Items from a dataset:
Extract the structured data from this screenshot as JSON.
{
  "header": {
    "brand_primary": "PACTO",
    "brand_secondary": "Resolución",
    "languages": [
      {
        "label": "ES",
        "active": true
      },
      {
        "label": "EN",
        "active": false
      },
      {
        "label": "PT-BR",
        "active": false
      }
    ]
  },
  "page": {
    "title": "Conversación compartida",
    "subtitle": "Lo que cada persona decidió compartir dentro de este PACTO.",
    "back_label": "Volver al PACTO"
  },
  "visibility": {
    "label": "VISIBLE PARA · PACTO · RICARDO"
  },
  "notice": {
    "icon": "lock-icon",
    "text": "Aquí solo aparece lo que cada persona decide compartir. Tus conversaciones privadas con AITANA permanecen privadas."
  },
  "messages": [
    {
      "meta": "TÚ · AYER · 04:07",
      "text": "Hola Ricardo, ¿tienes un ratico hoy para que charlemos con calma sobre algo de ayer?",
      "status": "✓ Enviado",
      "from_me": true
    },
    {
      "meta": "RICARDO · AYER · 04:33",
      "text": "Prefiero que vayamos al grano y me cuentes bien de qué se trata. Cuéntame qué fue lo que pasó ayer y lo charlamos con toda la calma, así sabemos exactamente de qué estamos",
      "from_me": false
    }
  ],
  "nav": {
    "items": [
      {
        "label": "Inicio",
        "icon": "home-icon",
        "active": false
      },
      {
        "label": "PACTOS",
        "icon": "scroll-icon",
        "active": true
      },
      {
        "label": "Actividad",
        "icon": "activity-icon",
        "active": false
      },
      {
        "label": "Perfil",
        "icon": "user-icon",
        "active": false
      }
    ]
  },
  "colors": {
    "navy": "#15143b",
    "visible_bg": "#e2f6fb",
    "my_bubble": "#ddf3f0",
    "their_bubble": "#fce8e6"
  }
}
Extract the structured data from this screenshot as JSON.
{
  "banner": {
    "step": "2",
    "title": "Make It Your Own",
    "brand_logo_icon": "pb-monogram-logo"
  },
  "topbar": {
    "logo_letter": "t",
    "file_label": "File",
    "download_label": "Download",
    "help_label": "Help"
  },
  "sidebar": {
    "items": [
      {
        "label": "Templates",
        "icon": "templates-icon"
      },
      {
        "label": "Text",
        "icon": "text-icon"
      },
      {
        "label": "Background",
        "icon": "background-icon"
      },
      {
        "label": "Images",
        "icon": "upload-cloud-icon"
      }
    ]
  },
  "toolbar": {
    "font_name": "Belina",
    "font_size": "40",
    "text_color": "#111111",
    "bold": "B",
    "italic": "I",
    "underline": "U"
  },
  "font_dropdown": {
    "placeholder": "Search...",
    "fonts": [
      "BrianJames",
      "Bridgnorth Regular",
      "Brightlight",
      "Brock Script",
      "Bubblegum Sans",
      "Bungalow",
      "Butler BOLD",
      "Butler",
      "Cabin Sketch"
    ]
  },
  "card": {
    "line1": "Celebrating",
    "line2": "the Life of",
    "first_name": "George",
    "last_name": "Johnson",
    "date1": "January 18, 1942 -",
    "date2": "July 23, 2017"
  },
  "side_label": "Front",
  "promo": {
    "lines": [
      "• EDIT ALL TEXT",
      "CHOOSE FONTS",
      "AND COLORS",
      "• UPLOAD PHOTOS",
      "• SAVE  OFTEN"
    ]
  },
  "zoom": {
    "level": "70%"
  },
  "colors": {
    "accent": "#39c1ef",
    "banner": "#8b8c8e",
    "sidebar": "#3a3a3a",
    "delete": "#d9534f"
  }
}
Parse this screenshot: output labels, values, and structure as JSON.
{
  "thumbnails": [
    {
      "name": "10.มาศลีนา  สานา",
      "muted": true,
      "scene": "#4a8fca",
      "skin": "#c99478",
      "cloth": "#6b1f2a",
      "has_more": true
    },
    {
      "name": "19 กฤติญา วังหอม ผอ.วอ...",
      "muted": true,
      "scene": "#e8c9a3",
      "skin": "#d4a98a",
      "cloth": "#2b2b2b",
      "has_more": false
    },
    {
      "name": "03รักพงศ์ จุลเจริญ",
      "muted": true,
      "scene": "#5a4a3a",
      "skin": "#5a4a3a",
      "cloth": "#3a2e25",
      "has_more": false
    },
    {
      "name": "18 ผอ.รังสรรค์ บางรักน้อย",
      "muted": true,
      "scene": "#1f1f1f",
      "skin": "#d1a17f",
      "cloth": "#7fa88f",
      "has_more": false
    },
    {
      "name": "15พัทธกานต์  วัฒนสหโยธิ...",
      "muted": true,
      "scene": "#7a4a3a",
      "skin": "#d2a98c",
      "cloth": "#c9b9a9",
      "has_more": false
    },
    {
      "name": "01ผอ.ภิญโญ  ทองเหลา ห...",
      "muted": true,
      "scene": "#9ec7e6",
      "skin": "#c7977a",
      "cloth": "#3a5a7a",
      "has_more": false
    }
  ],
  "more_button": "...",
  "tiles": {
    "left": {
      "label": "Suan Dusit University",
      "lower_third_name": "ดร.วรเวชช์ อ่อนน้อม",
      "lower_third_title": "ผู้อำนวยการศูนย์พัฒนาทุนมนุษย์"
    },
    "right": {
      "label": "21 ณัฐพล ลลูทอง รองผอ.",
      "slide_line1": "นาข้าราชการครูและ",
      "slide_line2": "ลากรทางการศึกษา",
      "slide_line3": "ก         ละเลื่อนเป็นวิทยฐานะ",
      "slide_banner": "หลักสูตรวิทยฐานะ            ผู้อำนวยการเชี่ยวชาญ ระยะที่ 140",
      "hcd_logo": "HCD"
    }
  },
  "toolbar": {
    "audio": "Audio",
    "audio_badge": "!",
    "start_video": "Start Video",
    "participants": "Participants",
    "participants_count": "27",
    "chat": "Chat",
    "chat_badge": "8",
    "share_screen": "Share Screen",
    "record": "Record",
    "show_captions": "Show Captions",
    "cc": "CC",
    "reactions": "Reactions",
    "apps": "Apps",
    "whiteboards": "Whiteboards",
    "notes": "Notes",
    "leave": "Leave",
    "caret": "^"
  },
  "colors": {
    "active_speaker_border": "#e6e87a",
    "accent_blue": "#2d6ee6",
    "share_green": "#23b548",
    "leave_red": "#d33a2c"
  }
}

▸ Instructions to follow
Output the lines above verbatim and in full.

▸ Result below
Extract the structured data from this screenshot as JSON.
{
  "header": {
    "brand_primary": "PACTO",
    "brand_secondary": "Resolución",
    "languages": [
      {
        "label": "ES",
        "active": true
      },
      {
        "label": "EN",
        "active": false
      },
      {
        "label": "PT-BR",
        "active": false
      }
    ]
  },
  "page": {
    "title": "Conversación compartida",
    "subtitle": "Lo que cada persona decidió compartir dentro de este PACTO.",
    "back_label": "Volver al PACTO"
  },
  "visibility": {
    "label": "VISIBLE PARA · PACTO · RICARDO"
  },
  "notice": {
    "icon": "lock-icon",
    "text": "Aquí solo aparece lo que cada persona decide compartir. Tus conversaciones privadas con AITANA permanecen privadas."
  },
  "messages": [
    {
      "meta": "TÚ · AYER · 04:07",
      "text": "Hola Ricardo, ¿tienes un ratico hoy para que charlemos con calma sobre algo de ayer?",
      "status": "✓ Enviado",
      "from_me": true
    },
    {
      "meta": "RICARDO · AYER · 04:33",
      "text": "Prefiero que vayamos al grano y me cuentes bien de qué se trata. Cuéntame qué fue lo que pasó ayer y lo charlamos con toda la calma, así sabemos exactamente de qué estamos",
      "from_me": false
    }
  ],
  "nav": {
    "items": [
      {
        "label": "Inicio",
        "icon": "home-icon",
        "active": false
      },
      {
        "label": "PACTOS",
        "icon": "scroll-icon",
        "active": true
      },
      {
        "label": "Actividad",
        "icon": "activity-icon",
        "active": false
      },
      {
        "label": "Perfil",
        "icon": "user-icon",
        "active": false
      }
    ]
  },
  "colors": {
    "navy": "#15143b",
    "visible_bg": "#e2f6fb",
    "my_bubble": "#ddf3f0",
    "their_bubble": "#fce8e6"
  }
}
Extract the structured data from this screenshot as JSON.
{
  "banner": {
    "step": "2",
    "title": "Make It Your Own",
    "brand_logo_icon": "pb-monogram-logo"
  },
  "topbar": {
    "logo_letter": "t",
    "file_label": "File",
    "download_label": "Download",
    "help_label": "Help"
  },
  "sidebar": {
    "items": [
      {
        "label": "Templates",
        "icon": "templates-icon"
      },
      {
        "label": "Text",
        "icon": "text-icon"
      },
      {
        "label": "Background",
        "icon": "background-icon"
      },
      {
        "label": "Images",
        "icon": "upload-cloud-icon"
      }
    ]
  },
  "toolbar": {
    "font_name": "Belina",
    "font_size": "40",
    "text_color": "#111111",
    "bold": "B",
    "italic": "I",
    "underline": "U"
  },
  "font_dropdown": {
    "placeholder": "Search...",
    "fonts": [
      "BrianJames",
      "Bridgnorth Regular",
      "Brightlight",
      "Brock Script",
      "Bubblegum Sans",
      "Bungalow",
      "Butler BOLD",
      "Butler",
      "Cabin Sketch"
    ]
  },
  "card": {
    "line1": "Celebrating",
    "line2": "the Life of",
    "first_name": "George",
    "last_name": "Johnson",
    "date1": "January 18, 1942 -",
    "date2": "July 23, 2017"
  },
  "side_label": "Front",
  "promo": {
    "lines": [
      "• EDIT ALL TEXT",
      "CHOOSE FONTS",
      "AND COLORS",
      "• UPLOAD PHOTOS",
      "• SAVE  OFTEN"
    ]
  },
  "zoom": {
    "level": "70%"
  },
  "colors": {
    "accent": "#39c1ef",
    "banner": "#8b8c8e",
    "sidebar": "#3a3a3a",
    "delete": "#d9534f"
  }
}
Parse this screenshot: output labels, values, and structure as JSON.
{
  "thumbnails": [
    {
      "name": "10.มาศลีนา  สานา",
      "muted": true,
      "scene": "#4a8fca",
      "skin": "#c99478",
      "cloth": "#6b1f2a",
      "has_more": true
    },
    {
      "name": "19 กฤติญา วังหอม ผอ.วอ...",
      "muted": true,
      "scene": "#e8c9a3",
      "skin": "#d4a98a",
      "cloth": "#2b2b2b",
      "has_more": false
    },
    {
      "name": "03รักพงศ์ จุลเจริญ",
      "muted": true,
      "scene": "#5a4a3a",
      "skin": "#5a4a3a",
      "cloth": "#3a2e25",
      "has_more": false
    },
    {
      "name": "18 ผอ.รังสรรค์ บางรักน้อย",
      "muted": true,
      "scene": "#1f1f1f",
      "skin": "#d1a17f",
      "cloth": "#7fa88f",
      "has_more": false
    },
    {
      "name": "15พัทธกานต์  วัฒนสหโยธิ...",
      "muted": true,
      "scene": "#7a4a3a",
      "skin": "#d2a98c",
      "cloth": "#c9b9a9",
      "has_more": false
    },
    {
      "name": "01ผอ.ภิญโญ  ทองเหลา ห...",
      "muted": true,
      "scene": "#9ec7e6",
      "skin": "#c7977a",
      "cloth": "#3a5a7a",
      "has_more": false
    }
  ],
  "more_button": "...",
  "tiles": {
    "left": {
      "label": "Suan Dusit University",
      "lower_third_name": "ดร.วรเวชช์ อ่อนน้อม",
      "lower_third_title": "ผู้อำนวยการศูนย์พัฒนาทุนมนุษย์"
    },
    "right": {
      "label": "21 ณัฐพล ลลูทอง รองผอ.",
      "slide_line1": "นาข้าราชการครูและ",
      "slide_line2": "ลากรทางการศึกษา",
      "slide_line3": "ก         ละเลื่อนเป็นวิทยฐานะ",
      "slide_banner": "หลักสูตรวิทยฐานะ            ผู้อำนวยการเชี่ยวชาญ ระยะที่ 140",
      "hcd_logo": "HCD"
    }
  },
  "toolbar": {
    "audio": "Audio",
    "audio_badge": "!",
    "start_video": "Start Video",
    "participants": "Participants",
    "participants_count": "27",
    "chat": "Chat",
    "chat_badge": "8",
    "share_screen": "Share Screen",
    "record": "Record",
    "show_captions": "Show Captions",
    "cc": "CC",
    "reactions": "Reactions",
    "apps": "Apps",
    "whiteboards": "Whiteboards",
    "notes": "Notes",
    "leave": "Leave",
    "caret": "^"
  },
  "colors": {
    "active_speaker_border": "#e6e87a",
    "accent_blue": "#2d6ee6",
    "share_green": "#23b548",
    "leave_red": "#d33a2c"
  }
}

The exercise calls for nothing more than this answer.